● **What the task asks**:
Leave out any pictures and transcribe all other data below exactly.

● **Material to process**:
- - - - -
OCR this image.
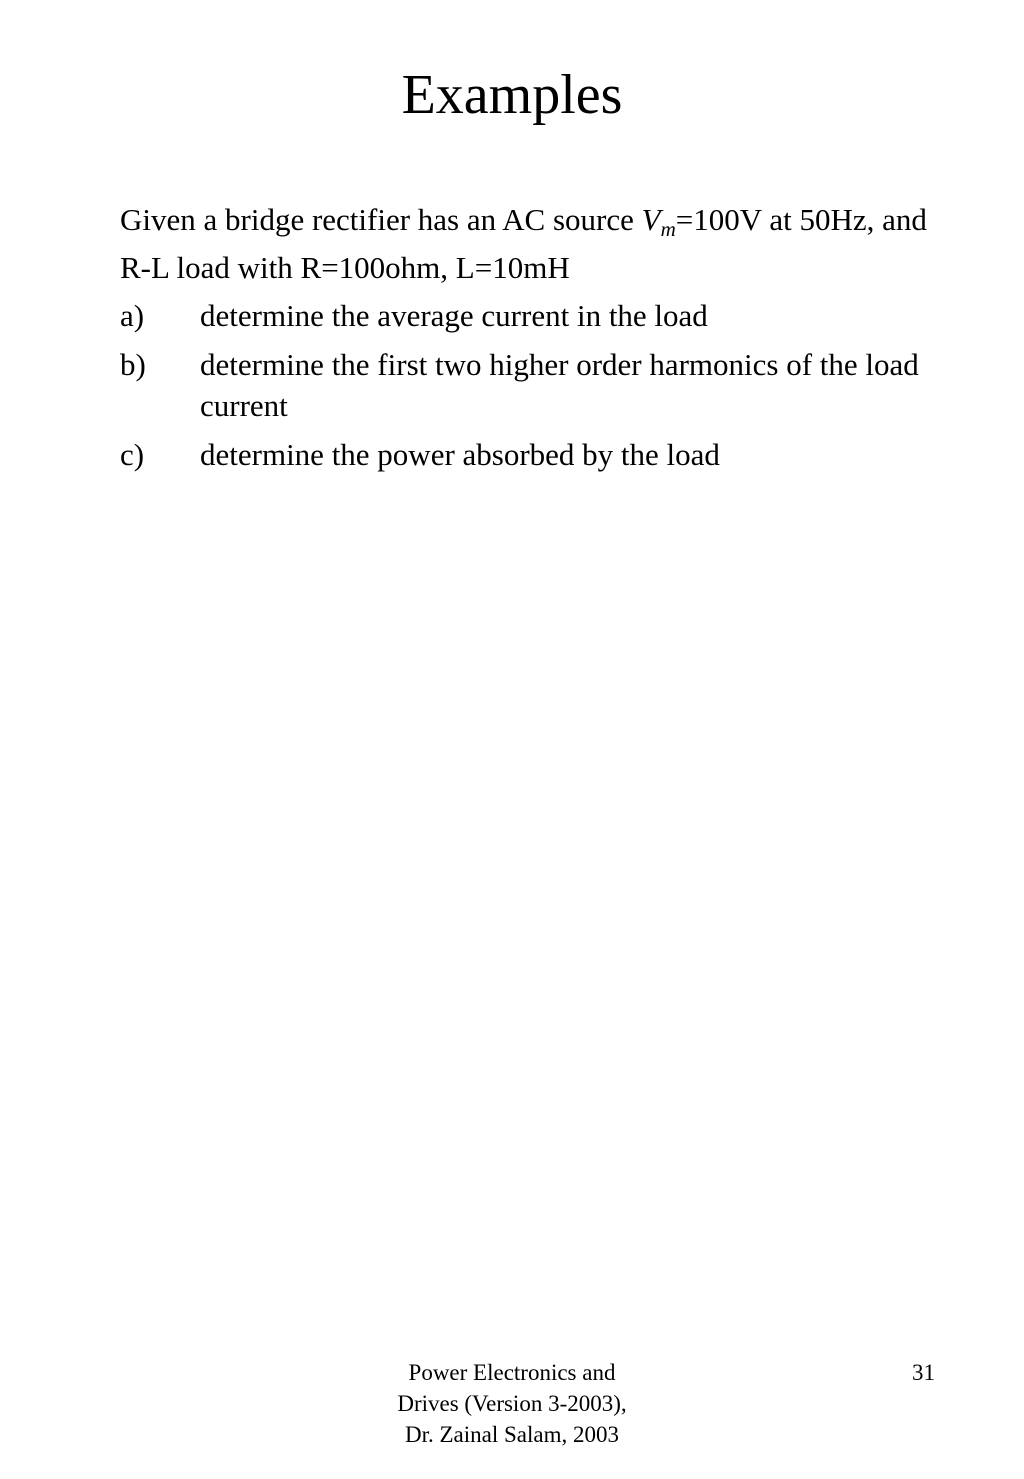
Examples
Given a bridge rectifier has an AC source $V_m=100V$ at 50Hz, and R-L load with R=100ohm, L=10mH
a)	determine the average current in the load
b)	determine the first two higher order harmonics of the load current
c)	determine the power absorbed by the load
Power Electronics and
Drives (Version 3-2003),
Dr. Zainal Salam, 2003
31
- - - - -
● **Completed task**:
OCR this image.
Examples
Given a bridge rectifier has an AC source $V_m=100V$ at 50Hz, and R-L load with R=100ohm, L=10mH
a)	determine the average current in the load
b)	determine the first two higher order harmonics of the load current
c)	determine the power absorbed by the load
Power Electronics and
Drives (Version 3-2003),
Dr. Zainal Salam, 2003
31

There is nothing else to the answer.